**Extracted material:**
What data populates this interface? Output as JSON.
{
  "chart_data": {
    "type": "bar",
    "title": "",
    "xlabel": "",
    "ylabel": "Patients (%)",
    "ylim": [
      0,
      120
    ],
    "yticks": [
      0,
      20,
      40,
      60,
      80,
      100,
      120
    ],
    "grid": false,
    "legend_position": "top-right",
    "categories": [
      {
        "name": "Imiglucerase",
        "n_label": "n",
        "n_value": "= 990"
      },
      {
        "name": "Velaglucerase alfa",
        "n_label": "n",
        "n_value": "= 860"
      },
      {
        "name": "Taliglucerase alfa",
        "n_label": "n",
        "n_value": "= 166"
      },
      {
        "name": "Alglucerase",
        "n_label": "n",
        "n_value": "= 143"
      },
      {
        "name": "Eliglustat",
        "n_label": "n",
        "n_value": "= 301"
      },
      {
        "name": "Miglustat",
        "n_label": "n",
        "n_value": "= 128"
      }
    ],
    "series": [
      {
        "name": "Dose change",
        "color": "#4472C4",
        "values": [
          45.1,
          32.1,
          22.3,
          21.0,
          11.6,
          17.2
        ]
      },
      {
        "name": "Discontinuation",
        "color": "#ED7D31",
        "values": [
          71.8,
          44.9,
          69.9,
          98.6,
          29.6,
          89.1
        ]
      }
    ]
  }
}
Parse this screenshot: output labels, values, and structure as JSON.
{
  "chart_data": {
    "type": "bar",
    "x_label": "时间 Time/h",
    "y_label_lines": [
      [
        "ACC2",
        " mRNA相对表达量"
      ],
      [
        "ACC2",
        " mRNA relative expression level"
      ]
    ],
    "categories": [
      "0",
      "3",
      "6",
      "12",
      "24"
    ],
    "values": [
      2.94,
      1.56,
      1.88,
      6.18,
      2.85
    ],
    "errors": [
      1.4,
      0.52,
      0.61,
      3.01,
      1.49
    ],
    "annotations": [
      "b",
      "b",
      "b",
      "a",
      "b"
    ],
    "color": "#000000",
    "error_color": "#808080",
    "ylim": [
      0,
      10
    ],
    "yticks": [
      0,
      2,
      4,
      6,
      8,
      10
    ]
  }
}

**Task objective:**
Show the lines of the entries that include the string "this", copying each in full.

**Response area:**
What data populates this interface? Output as JSON.
Parse this screenshot: output labels, values, and structure as JSON.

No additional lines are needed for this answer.